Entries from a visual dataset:
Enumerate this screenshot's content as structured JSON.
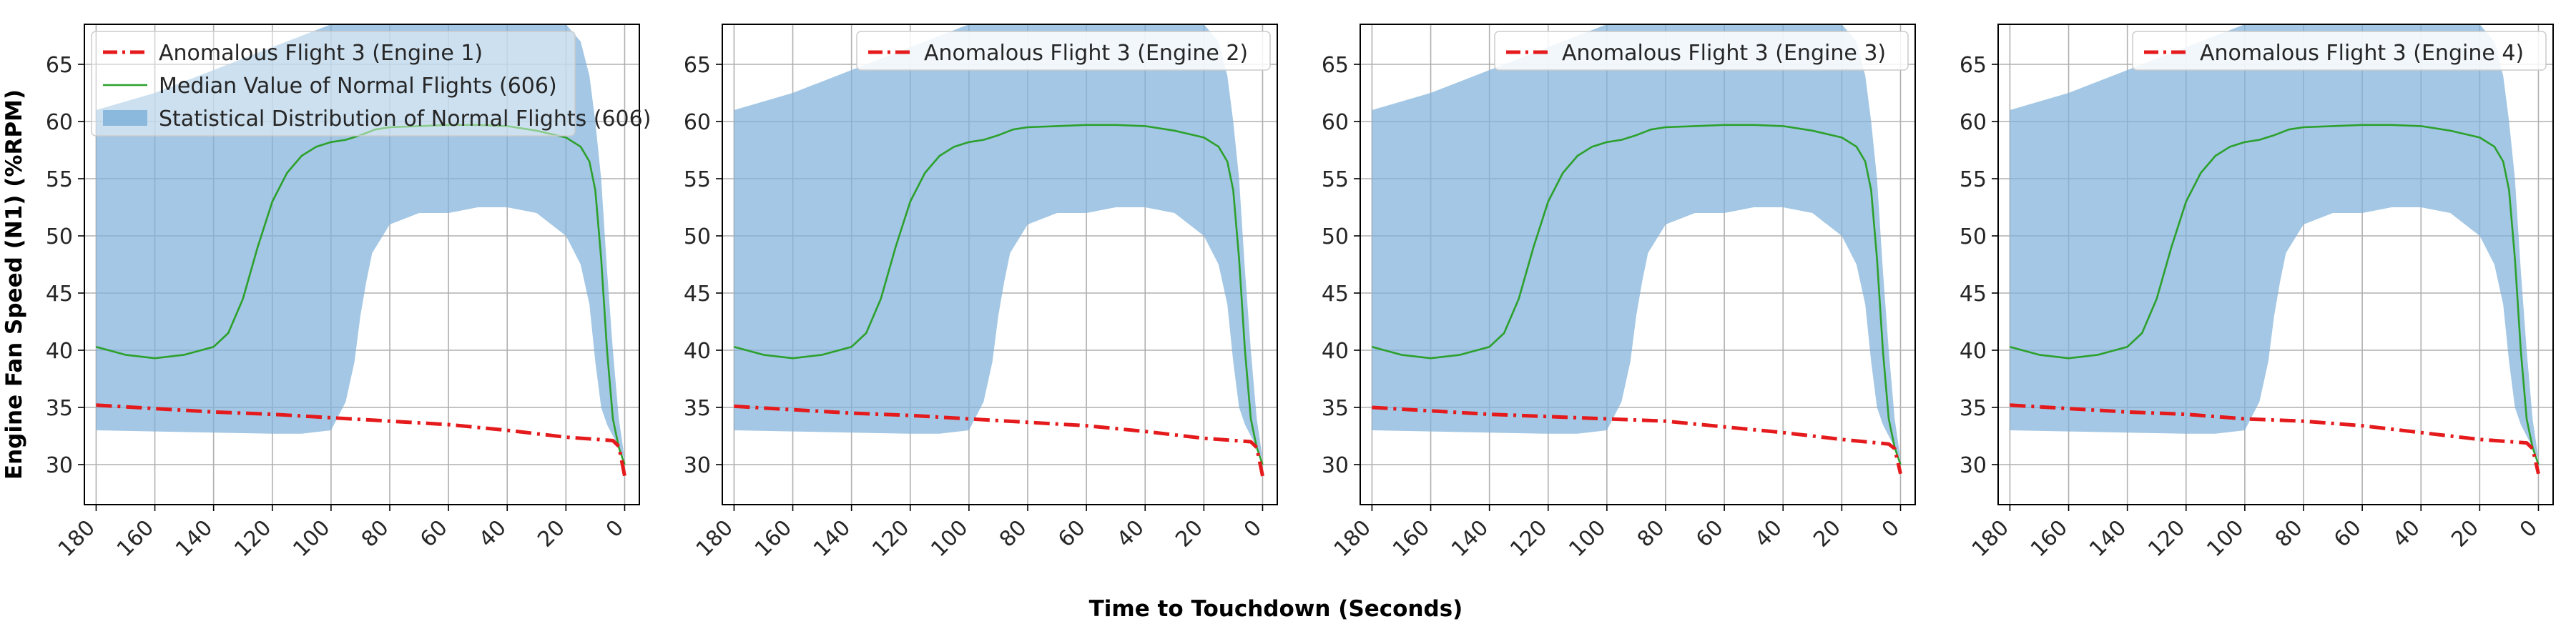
{
  "figure": {
    "ylabel": "Engine Fan Speed (N1) (%RPM)",
    "xlabel": "Time to Touchdown (Seconds)"
  },
  "colors": {
    "anomalous": "#e41a1c",
    "median": "#2ca02c",
    "distribution": "#7fb1d9"
  },
  "chart_data": [
    {
      "type": "line",
      "panel": "Engine 1",
      "xlim": [
        184,
        -5
      ],
      "ylim": [
        26.5,
        68.5
      ],
      "xticks": [
        180,
        160,
        140,
        120,
        100,
        80,
        60,
        40,
        20,
        0
      ],
      "yticks": [
        30,
        35,
        40,
        45,
        50,
        55,
        60,
        65
      ],
      "grid": true,
      "legend_placement": "top-left",
      "legend": [
        "Anomalous Flight 3 (Engine 1)",
        "Median Value of Normal Flights (606)",
        "Statistical Distribution of Normal Flights (606)"
      ],
      "series": [
        {
          "name": "Anomalous Flight 3 (Engine 1)",
          "style": "dash-dot",
          "x": [
            180,
            160,
            140,
            120,
            100,
            80,
            60,
            40,
            20,
            4,
            2,
            0
          ],
          "values": [
            35.2,
            34.9,
            34.6,
            34.4,
            34.1,
            33.8,
            33.5,
            33.0,
            32.4,
            32.1,
            31.6,
            29.0
          ]
        },
        {
          "name": "Median Value of Normal Flights (606)",
          "style": "solid",
          "x": [
            180,
            170,
            160,
            150,
            140,
            135,
            130,
            125,
            120,
            115,
            110,
            105,
            100,
            95,
            90,
            85,
            80,
            70,
            60,
            50,
            40,
            30,
            20,
            15,
            12,
            10,
            8,
            6,
            4,
            2,
            0
          ],
          "values": [
            40.3,
            39.6,
            39.3,
            39.6,
            40.3,
            41.5,
            44.5,
            49.0,
            53.0,
            55.5,
            57.0,
            57.8,
            58.2,
            58.4,
            58.8,
            59.3,
            59.5,
            59.6,
            59.7,
            59.7,
            59.6,
            59.2,
            58.6,
            57.8,
            56.5,
            54.0,
            48.0,
            40.0,
            34.0,
            31.5,
            30.0
          ]
        },
        {
          "name": "Statistical Distribution of Normal Flights (606)",
          "style": "band",
          "x": [
            180,
            160,
            140,
            120,
            110,
            100,
            95,
            92,
            90,
            88,
            86,
            80,
            70,
            60,
            50,
            40,
            30,
            20,
            15,
            12,
            10,
            8,
            6,
            4,
            2,
            0
          ],
          "upper": [
            61.0,
            62.5,
            64.5,
            66.5,
            67.5,
            68.5,
            68.5,
            68.5,
            68.5,
            68.5,
            68.5,
            68.5,
            68.5,
            68.5,
            68.5,
            68.5,
            68.5,
            68.5,
            67.0,
            64.0,
            60.0,
            55.0,
            47.0,
            40.0,
            34.0,
            30.5
          ],
          "lower": [
            33.0,
            32.9,
            32.8,
            32.7,
            32.7,
            33.0,
            35.5,
            39.0,
            43.0,
            46.0,
            48.5,
            51.0,
            52.0,
            52.0,
            52.5,
            52.5,
            52.0,
            50.0,
            47.5,
            44.0,
            39.0,
            35.0,
            33.5,
            32.5,
            31.5,
            30.5
          ]
        }
      ]
    },
    {
      "type": "line",
      "panel": "Engine 2",
      "xlim": [
        184,
        -5
      ],
      "ylim": [
        26.5,
        68.5
      ],
      "xticks": [
        180,
        160,
        140,
        120,
        100,
        80,
        60,
        40,
        20,
        0
      ],
      "yticks": [
        30,
        35,
        40,
        45,
        50,
        55,
        60,
        65
      ],
      "grid": true,
      "legend_placement": "top-right",
      "legend": [
        "Anomalous Flight 3 (Engine 2)"
      ],
      "series": [
        {
          "name": "Anomalous Flight 3 (Engine 2)",
          "style": "dash-dot",
          "x": [
            180,
            160,
            140,
            120,
            100,
            80,
            60,
            40,
            20,
            4,
            2,
            0
          ],
          "values": [
            35.1,
            34.8,
            34.5,
            34.3,
            34.0,
            33.7,
            33.4,
            32.9,
            32.3,
            32.0,
            31.5,
            29.0
          ]
        },
        {
          "name": "Median Value of Normal Flights (606)",
          "style": "solid",
          "x": [
            180,
            170,
            160,
            150,
            140,
            135,
            130,
            125,
            120,
            115,
            110,
            105,
            100,
            95,
            90,
            85,
            80,
            70,
            60,
            50,
            40,
            30,
            20,
            15,
            12,
            10,
            8,
            6,
            4,
            2,
            0
          ],
          "values": [
            40.3,
            39.6,
            39.3,
            39.6,
            40.3,
            41.5,
            44.5,
            49.0,
            53.0,
            55.5,
            57.0,
            57.8,
            58.2,
            58.4,
            58.8,
            59.3,
            59.5,
            59.6,
            59.7,
            59.7,
            59.6,
            59.2,
            58.6,
            57.8,
            56.5,
            54.0,
            48.0,
            40.0,
            34.0,
            31.5,
            30.0
          ]
        },
        {
          "name": "Statistical Distribution of Normal Flights (606)",
          "style": "band",
          "x": [
            180,
            160,
            140,
            120,
            110,
            100,
            95,
            92,
            90,
            88,
            86,
            80,
            70,
            60,
            50,
            40,
            30,
            20,
            15,
            12,
            10,
            8,
            6,
            4,
            2,
            0
          ],
          "upper": [
            61.0,
            62.5,
            64.5,
            66.5,
            67.5,
            68.5,
            68.5,
            68.5,
            68.5,
            68.5,
            68.5,
            68.5,
            68.5,
            68.5,
            68.5,
            68.5,
            68.5,
            68.5,
            67.0,
            64.0,
            60.0,
            55.0,
            47.0,
            40.0,
            34.0,
            30.5
          ],
          "lower": [
            33.0,
            32.9,
            32.8,
            32.7,
            32.7,
            33.0,
            35.5,
            39.0,
            43.0,
            46.0,
            48.5,
            51.0,
            52.0,
            52.0,
            52.5,
            52.5,
            52.0,
            50.0,
            47.5,
            44.0,
            39.0,
            35.0,
            33.5,
            32.5,
            31.5,
            30.5
          ]
        }
      ]
    },
    {
      "type": "line",
      "panel": "Engine 3",
      "xlim": [
        184,
        -5
      ],
      "ylim": [
        26.5,
        68.5
      ],
      "xticks": [
        180,
        160,
        140,
        120,
        100,
        80,
        60,
        40,
        20,
        0
      ],
      "yticks": [
        30,
        35,
        40,
        45,
        50,
        55,
        60,
        65
      ],
      "grid": true,
      "legend_placement": "top-right",
      "legend": [
        "Anomalous Flight 3 (Engine 3)"
      ],
      "series": [
        {
          "name": "Anomalous Flight 3 (Engine 3)",
          "style": "dash-dot",
          "x": [
            180,
            160,
            140,
            120,
            100,
            80,
            60,
            40,
            20,
            4,
            2,
            0
          ],
          "values": [
            35.0,
            34.7,
            34.4,
            34.2,
            34.0,
            33.8,
            33.3,
            32.8,
            32.2,
            31.8,
            31.4,
            29.2
          ]
        },
        {
          "name": "Median Value of Normal Flights (606)",
          "style": "solid",
          "x": [
            180,
            170,
            160,
            150,
            140,
            135,
            130,
            125,
            120,
            115,
            110,
            105,
            100,
            95,
            90,
            85,
            80,
            70,
            60,
            50,
            40,
            30,
            20,
            15,
            12,
            10,
            8,
            6,
            4,
            2,
            0
          ],
          "values": [
            40.3,
            39.6,
            39.3,
            39.6,
            40.3,
            41.5,
            44.5,
            49.0,
            53.0,
            55.5,
            57.0,
            57.8,
            58.2,
            58.4,
            58.8,
            59.3,
            59.5,
            59.6,
            59.7,
            59.7,
            59.6,
            59.2,
            58.6,
            57.8,
            56.5,
            54.0,
            48.0,
            40.0,
            34.0,
            31.5,
            30.0
          ]
        },
        {
          "name": "Statistical Distribution of Normal Flights (606)",
          "style": "band",
          "x": [
            180,
            160,
            140,
            120,
            110,
            100,
            95,
            92,
            90,
            88,
            86,
            80,
            70,
            60,
            50,
            40,
            30,
            20,
            15,
            12,
            10,
            8,
            6,
            4,
            2,
            0
          ],
          "upper": [
            61.0,
            62.5,
            64.5,
            66.5,
            67.5,
            68.5,
            68.5,
            68.5,
            68.5,
            68.5,
            68.5,
            68.5,
            68.5,
            68.5,
            68.5,
            68.5,
            68.5,
            68.5,
            67.0,
            64.0,
            60.0,
            55.0,
            47.0,
            40.0,
            34.0,
            30.5
          ],
          "lower": [
            33.0,
            32.9,
            32.8,
            32.7,
            32.7,
            33.0,
            35.5,
            39.0,
            43.0,
            46.0,
            48.5,
            51.0,
            52.0,
            52.0,
            52.5,
            52.5,
            52.0,
            50.0,
            47.5,
            44.0,
            39.0,
            35.0,
            33.5,
            32.5,
            31.5,
            30.5
          ]
        }
      ]
    },
    {
      "type": "line",
      "panel": "Engine 4",
      "xlim": [
        184,
        -5
      ],
      "ylim": [
        26.5,
        68.5
      ],
      "xticks": [
        180,
        160,
        140,
        120,
        100,
        80,
        60,
        40,
        20,
        0
      ],
      "yticks": [
        30,
        35,
        40,
        45,
        50,
        55,
        60,
        65
      ],
      "grid": true,
      "legend_placement": "top-right",
      "legend": [
        "Anomalous Flight 3 (Engine 4)"
      ],
      "series": [
        {
          "name": "Anomalous Flight 3 (Engine 4)",
          "style": "dash-dot",
          "x": [
            180,
            160,
            140,
            120,
            100,
            80,
            60,
            40,
            20,
            4,
            2,
            0
          ],
          "values": [
            35.2,
            34.9,
            34.6,
            34.4,
            34.0,
            33.8,
            33.4,
            32.8,
            32.2,
            31.9,
            31.4,
            29.2
          ]
        },
        {
          "name": "Median Value of Normal Flights (606)",
          "style": "solid",
          "x": [
            180,
            170,
            160,
            150,
            140,
            135,
            130,
            125,
            120,
            115,
            110,
            105,
            100,
            95,
            90,
            85,
            80,
            70,
            60,
            50,
            40,
            30,
            20,
            15,
            12,
            10,
            8,
            6,
            4,
            2,
            0
          ],
          "values": [
            40.3,
            39.6,
            39.3,
            39.6,
            40.3,
            41.5,
            44.5,
            49.0,
            53.0,
            55.5,
            57.0,
            57.8,
            58.2,
            58.4,
            58.8,
            59.3,
            59.5,
            59.6,
            59.7,
            59.7,
            59.6,
            59.2,
            58.6,
            57.8,
            56.5,
            54.0,
            48.0,
            40.0,
            34.0,
            31.5,
            30.0
          ]
        },
        {
          "name": "Statistical Distribution of Normal Flights (606)",
          "style": "band",
          "x": [
            180,
            160,
            140,
            120,
            110,
            100,
            95,
            92,
            90,
            88,
            86,
            80,
            70,
            60,
            50,
            40,
            30,
            20,
            15,
            12,
            10,
            8,
            6,
            4,
            2,
            0
          ],
          "upper": [
            61.0,
            62.5,
            64.5,
            66.5,
            67.5,
            68.5,
            68.5,
            68.5,
            68.5,
            68.5,
            68.5,
            68.5,
            68.5,
            68.5,
            68.5,
            68.5,
            68.5,
            68.5,
            67.0,
            64.0,
            60.0,
            55.0,
            47.0,
            40.0,
            34.0,
            30.5
          ],
          "lower": [
            33.0,
            32.9,
            32.8,
            32.7,
            32.7,
            33.0,
            35.5,
            39.0,
            43.0,
            46.0,
            48.5,
            51.0,
            52.0,
            52.0,
            52.5,
            52.5,
            52.0,
            50.0,
            47.5,
            44.0,
            39.0,
            35.0,
            33.5,
            32.5,
            31.5,
            30.5
          ]
        }
      ]
    }
  ]
}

* _The task_: List the lines that contain the word "panel".

* _Task response_:
      "panel": "Engine 1",
      "panel": "Engine 2",
      "panel": "Engine 3",
      "panel": "Engine 4",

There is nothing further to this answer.